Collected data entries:

= = = = = = =

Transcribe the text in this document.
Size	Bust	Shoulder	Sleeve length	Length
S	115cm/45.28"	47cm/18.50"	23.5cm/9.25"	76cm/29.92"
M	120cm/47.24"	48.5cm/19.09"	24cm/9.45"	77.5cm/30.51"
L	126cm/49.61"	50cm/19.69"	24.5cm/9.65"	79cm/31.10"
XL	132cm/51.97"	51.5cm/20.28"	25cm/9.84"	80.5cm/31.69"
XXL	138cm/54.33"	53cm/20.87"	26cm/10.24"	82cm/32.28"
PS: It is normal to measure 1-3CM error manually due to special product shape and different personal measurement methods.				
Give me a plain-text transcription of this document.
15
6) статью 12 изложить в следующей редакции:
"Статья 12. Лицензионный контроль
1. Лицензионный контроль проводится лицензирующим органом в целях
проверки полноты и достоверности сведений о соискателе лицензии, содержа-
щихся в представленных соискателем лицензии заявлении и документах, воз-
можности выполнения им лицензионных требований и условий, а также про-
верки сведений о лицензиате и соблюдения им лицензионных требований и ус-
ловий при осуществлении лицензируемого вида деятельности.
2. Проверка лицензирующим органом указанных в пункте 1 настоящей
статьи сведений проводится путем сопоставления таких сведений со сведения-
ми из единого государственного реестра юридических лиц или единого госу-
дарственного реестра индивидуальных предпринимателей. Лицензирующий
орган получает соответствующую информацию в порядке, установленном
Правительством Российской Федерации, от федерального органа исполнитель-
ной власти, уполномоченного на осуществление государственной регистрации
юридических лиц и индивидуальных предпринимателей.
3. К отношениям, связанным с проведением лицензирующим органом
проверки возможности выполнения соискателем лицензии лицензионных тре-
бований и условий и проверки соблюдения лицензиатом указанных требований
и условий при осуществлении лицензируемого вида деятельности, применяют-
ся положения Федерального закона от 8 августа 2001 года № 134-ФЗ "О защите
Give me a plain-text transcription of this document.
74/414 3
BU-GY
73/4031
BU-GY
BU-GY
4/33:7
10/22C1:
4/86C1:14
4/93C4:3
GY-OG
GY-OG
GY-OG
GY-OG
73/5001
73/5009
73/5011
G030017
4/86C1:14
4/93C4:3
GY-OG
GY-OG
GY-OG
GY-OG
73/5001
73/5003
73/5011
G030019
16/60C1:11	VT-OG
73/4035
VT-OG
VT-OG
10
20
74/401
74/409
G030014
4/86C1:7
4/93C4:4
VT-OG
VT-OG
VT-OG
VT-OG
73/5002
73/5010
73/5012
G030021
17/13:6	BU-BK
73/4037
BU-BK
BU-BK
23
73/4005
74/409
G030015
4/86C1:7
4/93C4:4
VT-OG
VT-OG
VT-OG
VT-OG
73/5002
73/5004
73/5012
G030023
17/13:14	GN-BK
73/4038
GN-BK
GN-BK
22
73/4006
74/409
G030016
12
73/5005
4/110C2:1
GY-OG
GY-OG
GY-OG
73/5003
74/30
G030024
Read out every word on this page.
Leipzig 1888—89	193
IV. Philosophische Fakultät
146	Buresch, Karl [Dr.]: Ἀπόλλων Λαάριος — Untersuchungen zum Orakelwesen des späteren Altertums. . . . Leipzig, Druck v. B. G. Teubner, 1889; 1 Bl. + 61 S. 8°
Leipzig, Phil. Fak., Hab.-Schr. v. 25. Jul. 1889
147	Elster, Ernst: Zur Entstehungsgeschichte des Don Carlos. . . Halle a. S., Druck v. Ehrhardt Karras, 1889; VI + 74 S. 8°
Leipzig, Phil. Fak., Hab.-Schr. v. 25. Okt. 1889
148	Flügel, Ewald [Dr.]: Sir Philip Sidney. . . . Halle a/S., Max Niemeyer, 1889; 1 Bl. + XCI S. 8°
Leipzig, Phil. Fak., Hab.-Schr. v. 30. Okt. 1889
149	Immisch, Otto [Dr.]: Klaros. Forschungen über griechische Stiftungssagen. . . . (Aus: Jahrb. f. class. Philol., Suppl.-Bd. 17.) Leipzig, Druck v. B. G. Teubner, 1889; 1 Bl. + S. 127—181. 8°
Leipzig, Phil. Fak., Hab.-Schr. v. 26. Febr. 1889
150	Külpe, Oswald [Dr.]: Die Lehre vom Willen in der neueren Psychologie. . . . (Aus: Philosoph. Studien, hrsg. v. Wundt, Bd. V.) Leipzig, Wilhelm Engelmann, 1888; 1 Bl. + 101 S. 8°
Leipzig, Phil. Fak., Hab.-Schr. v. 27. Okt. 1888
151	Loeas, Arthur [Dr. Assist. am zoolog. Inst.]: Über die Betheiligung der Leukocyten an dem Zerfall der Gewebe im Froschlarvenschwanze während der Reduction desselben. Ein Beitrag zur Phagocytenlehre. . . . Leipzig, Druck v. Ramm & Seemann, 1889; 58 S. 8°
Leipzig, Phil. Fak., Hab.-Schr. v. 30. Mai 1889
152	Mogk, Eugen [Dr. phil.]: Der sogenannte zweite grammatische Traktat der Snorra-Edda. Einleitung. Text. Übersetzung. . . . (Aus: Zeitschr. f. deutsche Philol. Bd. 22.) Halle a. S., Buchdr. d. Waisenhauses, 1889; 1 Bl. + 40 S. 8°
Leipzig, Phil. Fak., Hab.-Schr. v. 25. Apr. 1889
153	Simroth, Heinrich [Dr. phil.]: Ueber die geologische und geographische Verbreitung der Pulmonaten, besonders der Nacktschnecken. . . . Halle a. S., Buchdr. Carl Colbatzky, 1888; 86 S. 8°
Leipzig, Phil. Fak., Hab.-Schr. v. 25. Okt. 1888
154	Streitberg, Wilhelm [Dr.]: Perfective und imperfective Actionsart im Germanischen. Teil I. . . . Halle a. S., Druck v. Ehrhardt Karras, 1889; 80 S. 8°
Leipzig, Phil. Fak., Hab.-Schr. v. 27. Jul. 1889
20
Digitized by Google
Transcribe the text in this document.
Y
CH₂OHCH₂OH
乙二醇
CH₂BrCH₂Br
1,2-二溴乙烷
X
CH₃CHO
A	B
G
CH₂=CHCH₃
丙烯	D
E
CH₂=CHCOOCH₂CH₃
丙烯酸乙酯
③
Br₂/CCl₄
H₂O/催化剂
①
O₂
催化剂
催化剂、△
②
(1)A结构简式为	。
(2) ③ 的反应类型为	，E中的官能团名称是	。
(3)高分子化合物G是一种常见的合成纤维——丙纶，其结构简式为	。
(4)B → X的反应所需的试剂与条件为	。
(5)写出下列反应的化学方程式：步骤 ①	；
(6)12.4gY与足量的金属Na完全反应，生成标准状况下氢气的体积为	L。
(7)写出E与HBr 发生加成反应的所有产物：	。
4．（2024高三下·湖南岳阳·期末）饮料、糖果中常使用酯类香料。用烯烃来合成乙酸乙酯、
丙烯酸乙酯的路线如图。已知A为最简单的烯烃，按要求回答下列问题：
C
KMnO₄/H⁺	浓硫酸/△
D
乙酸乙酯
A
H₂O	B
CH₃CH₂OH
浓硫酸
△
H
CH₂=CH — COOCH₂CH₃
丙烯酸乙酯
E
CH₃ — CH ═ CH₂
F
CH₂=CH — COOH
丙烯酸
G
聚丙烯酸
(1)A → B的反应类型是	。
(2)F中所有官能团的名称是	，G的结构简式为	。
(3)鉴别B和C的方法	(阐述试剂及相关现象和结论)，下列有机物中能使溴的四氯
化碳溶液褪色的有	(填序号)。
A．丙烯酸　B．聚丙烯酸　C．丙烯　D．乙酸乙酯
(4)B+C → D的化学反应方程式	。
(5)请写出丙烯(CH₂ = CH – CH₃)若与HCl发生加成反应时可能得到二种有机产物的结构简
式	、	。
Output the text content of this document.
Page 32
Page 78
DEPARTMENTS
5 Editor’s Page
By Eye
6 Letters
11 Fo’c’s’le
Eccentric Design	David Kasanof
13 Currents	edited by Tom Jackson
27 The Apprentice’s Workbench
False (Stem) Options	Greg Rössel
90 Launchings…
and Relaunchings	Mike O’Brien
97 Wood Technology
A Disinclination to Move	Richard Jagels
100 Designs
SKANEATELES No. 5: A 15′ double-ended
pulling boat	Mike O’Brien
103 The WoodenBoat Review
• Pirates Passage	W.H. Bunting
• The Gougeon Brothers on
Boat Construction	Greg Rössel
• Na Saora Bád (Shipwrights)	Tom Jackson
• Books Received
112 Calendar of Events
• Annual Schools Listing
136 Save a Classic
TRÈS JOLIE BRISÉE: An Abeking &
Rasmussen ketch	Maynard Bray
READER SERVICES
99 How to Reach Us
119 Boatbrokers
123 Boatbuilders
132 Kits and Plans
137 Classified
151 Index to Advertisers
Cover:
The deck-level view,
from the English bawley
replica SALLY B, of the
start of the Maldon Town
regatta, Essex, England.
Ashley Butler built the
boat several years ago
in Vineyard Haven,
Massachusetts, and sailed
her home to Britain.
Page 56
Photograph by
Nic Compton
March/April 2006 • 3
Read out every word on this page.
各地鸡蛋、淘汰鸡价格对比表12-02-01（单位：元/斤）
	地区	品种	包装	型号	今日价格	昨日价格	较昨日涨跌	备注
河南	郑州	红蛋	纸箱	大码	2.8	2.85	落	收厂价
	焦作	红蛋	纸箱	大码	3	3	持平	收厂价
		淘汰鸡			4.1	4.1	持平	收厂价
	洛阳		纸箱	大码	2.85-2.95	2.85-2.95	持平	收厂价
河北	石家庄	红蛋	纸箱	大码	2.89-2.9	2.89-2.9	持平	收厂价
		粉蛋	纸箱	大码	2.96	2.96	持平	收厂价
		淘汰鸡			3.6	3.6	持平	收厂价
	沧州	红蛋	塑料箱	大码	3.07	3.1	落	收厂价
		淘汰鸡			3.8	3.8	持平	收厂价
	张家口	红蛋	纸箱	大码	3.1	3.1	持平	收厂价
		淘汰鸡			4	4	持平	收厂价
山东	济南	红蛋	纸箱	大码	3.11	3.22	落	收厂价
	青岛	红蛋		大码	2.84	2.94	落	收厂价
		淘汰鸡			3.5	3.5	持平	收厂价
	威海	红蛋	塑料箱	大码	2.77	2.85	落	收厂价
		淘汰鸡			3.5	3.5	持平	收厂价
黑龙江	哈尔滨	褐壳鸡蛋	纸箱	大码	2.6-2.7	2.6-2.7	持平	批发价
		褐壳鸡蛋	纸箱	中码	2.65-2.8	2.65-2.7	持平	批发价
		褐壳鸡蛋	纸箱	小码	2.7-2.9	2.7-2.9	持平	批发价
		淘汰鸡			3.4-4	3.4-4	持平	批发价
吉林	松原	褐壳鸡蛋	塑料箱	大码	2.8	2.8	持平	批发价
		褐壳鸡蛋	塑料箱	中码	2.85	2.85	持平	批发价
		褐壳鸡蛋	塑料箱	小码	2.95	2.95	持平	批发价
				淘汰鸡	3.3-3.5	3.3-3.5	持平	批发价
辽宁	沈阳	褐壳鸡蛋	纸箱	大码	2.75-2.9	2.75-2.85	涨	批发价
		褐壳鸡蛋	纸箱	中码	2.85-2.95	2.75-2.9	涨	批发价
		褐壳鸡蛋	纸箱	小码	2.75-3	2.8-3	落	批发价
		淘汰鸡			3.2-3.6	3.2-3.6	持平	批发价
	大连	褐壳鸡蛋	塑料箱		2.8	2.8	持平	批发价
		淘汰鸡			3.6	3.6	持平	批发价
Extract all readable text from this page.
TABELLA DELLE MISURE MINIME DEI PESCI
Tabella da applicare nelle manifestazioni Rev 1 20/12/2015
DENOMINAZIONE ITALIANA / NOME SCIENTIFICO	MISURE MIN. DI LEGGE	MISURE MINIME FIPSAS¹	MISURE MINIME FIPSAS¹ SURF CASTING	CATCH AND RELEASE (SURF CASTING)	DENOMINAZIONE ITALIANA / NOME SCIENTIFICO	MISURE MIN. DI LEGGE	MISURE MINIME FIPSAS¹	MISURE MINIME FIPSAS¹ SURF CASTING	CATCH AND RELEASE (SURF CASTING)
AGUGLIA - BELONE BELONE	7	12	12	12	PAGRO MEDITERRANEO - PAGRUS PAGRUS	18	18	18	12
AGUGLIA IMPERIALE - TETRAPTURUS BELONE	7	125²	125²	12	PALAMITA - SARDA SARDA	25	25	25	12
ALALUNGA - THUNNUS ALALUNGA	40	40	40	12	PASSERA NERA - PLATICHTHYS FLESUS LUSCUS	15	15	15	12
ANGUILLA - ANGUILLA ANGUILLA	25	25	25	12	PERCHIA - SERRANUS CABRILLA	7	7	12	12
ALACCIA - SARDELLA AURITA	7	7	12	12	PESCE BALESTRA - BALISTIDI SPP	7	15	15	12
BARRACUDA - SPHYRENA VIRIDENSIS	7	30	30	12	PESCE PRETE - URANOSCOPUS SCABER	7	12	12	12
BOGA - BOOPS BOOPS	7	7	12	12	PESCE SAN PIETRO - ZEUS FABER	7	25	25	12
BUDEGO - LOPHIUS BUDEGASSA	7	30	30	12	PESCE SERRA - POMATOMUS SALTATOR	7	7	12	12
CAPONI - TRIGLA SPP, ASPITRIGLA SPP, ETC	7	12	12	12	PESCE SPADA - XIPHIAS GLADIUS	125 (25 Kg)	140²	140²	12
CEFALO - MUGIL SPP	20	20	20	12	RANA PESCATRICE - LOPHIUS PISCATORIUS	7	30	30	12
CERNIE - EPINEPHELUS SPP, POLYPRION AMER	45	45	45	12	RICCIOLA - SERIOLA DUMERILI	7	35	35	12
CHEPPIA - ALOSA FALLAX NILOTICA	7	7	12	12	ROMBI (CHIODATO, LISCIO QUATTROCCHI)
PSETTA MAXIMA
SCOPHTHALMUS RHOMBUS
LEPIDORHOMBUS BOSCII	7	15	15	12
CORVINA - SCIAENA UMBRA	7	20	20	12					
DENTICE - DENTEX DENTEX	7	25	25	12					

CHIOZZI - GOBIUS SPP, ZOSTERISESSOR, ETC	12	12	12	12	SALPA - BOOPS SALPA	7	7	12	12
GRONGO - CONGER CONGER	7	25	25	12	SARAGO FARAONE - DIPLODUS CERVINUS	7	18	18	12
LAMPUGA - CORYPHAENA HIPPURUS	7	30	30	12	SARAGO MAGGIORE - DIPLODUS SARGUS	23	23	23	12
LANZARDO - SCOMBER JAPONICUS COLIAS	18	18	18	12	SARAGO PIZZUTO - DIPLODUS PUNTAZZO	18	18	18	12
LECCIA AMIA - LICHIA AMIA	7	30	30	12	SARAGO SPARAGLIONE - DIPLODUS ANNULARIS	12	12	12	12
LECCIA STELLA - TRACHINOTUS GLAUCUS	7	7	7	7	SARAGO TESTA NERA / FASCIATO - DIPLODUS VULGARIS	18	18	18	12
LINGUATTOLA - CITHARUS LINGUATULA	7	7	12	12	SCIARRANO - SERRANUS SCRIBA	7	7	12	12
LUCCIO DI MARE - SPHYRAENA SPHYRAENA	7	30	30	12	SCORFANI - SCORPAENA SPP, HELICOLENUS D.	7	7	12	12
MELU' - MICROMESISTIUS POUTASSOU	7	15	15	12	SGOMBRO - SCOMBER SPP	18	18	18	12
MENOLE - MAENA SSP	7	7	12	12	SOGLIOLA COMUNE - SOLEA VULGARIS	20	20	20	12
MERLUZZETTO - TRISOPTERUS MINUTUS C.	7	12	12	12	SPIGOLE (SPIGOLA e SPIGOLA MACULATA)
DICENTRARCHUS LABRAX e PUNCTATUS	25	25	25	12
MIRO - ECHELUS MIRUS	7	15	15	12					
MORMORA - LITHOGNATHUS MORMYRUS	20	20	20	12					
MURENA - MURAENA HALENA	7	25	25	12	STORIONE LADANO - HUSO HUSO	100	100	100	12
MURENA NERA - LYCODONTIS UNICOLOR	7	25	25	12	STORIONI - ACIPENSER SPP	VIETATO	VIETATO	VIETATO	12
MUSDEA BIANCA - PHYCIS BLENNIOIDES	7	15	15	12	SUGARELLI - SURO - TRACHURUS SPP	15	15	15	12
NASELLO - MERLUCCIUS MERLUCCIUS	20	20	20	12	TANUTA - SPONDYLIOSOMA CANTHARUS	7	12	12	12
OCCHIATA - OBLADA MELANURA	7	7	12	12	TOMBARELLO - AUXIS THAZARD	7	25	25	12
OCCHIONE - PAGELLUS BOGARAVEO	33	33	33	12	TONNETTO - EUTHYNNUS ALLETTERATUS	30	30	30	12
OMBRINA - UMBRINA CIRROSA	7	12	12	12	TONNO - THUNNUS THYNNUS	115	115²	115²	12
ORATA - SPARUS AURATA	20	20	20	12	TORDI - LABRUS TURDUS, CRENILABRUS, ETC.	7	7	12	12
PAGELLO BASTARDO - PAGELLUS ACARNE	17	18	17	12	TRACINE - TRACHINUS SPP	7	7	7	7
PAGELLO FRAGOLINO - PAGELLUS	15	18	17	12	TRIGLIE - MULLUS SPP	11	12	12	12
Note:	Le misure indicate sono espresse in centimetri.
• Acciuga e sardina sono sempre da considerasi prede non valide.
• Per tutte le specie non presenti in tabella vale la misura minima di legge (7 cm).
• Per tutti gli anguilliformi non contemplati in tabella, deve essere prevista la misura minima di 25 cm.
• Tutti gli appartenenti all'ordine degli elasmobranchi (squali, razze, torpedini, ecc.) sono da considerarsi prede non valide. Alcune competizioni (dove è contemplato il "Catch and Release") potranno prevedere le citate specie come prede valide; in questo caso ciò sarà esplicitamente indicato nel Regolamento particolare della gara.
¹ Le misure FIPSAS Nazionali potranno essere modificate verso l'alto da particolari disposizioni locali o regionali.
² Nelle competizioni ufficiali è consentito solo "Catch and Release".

= = = = = = =

Determine the number of lines in the data that contain "проводится" as a word or string, and state only that number.

Response to this exercise: 2